Your instructions → Hunt for the word "keys" across the entries below, copying each line that holds it.

(Part of a data file)
★ ★ ★ ★ ★ ★ ★
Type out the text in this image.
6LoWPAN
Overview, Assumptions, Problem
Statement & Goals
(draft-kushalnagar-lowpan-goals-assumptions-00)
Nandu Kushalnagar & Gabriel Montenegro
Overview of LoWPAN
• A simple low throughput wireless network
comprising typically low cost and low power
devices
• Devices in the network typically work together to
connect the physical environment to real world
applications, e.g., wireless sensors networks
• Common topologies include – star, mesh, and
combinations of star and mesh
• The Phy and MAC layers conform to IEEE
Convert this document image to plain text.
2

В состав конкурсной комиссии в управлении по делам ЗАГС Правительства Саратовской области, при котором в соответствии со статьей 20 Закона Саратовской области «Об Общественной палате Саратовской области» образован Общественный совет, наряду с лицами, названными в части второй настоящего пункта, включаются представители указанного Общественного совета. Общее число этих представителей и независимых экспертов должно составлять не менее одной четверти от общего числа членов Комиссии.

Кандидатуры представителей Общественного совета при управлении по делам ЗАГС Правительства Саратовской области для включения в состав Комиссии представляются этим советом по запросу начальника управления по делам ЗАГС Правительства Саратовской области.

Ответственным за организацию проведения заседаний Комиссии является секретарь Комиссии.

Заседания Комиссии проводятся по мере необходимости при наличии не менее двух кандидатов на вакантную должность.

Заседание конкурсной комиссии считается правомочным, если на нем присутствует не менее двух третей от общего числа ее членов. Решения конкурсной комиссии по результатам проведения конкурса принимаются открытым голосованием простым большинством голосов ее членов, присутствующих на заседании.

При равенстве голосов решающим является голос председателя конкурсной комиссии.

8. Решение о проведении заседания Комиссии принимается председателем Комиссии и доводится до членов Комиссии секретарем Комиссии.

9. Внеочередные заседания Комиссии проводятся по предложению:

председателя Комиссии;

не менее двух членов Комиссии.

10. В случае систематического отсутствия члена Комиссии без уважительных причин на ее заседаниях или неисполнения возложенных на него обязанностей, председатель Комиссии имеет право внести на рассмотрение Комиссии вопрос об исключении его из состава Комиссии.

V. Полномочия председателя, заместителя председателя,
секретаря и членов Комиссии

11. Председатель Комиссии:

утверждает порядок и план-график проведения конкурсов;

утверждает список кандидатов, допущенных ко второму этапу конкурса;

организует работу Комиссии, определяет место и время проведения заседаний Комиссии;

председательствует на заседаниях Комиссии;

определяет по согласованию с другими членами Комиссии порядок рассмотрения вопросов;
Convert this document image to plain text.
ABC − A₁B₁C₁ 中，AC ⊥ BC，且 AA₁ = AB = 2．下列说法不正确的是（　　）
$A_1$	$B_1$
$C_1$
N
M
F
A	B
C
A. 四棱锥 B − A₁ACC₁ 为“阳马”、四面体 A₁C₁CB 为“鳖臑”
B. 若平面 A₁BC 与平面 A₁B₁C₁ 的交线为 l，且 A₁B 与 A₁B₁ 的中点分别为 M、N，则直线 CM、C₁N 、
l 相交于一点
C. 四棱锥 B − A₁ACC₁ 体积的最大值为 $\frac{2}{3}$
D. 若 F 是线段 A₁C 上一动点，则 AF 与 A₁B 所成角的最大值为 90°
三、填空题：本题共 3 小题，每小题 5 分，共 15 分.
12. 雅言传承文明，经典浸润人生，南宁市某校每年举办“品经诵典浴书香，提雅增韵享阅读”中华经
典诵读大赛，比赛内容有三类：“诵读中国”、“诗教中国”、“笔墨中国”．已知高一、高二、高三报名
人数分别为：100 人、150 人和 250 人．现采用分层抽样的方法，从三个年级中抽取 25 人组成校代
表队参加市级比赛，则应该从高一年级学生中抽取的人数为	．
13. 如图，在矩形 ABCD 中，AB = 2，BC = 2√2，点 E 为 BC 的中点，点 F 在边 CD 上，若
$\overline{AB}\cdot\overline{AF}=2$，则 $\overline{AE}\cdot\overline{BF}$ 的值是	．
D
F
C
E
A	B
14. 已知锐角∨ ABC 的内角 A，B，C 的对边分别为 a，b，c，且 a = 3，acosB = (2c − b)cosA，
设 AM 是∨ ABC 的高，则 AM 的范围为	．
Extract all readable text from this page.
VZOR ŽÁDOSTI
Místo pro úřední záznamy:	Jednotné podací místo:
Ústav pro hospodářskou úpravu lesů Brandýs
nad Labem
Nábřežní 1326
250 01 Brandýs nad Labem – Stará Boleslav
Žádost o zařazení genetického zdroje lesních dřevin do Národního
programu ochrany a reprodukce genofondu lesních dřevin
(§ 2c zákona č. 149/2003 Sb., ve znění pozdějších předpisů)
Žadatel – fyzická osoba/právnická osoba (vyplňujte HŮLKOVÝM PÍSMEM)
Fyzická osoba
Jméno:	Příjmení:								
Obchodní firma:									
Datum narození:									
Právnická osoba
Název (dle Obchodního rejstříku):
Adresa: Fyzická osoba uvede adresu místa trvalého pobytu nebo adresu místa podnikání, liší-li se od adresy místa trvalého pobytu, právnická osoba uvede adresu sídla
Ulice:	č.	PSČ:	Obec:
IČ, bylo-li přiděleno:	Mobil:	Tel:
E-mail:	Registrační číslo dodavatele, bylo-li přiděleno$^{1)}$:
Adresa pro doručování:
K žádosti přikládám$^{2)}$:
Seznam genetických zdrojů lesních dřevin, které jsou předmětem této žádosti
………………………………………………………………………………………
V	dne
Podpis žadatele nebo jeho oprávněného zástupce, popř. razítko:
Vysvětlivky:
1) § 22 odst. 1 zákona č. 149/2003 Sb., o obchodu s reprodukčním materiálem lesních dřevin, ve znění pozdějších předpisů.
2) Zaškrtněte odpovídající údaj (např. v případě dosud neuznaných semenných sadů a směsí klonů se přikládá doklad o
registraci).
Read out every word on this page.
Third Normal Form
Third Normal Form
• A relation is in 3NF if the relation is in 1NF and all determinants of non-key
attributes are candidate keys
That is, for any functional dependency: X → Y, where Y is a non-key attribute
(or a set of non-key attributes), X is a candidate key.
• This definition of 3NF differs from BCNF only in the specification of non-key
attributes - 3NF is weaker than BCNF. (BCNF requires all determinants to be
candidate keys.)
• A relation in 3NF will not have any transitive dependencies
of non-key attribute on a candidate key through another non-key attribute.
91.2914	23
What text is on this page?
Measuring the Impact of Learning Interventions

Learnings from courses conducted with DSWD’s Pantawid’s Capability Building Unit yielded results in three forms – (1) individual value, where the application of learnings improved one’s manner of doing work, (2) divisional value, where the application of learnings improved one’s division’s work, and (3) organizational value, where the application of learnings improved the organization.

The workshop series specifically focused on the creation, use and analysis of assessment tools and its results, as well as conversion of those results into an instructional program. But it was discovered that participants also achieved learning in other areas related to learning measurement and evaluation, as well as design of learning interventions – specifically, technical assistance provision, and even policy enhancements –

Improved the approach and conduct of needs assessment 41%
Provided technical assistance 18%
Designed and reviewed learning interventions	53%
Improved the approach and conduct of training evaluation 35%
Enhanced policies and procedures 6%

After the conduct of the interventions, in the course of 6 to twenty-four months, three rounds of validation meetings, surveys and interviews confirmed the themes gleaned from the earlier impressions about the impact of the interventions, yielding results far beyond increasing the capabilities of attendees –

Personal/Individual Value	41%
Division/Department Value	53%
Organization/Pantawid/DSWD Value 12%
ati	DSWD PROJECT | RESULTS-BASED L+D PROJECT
★ ★ ★ ★ ★ ★ ★
Expected answer →
attributes are candidate keys
candidate keys.)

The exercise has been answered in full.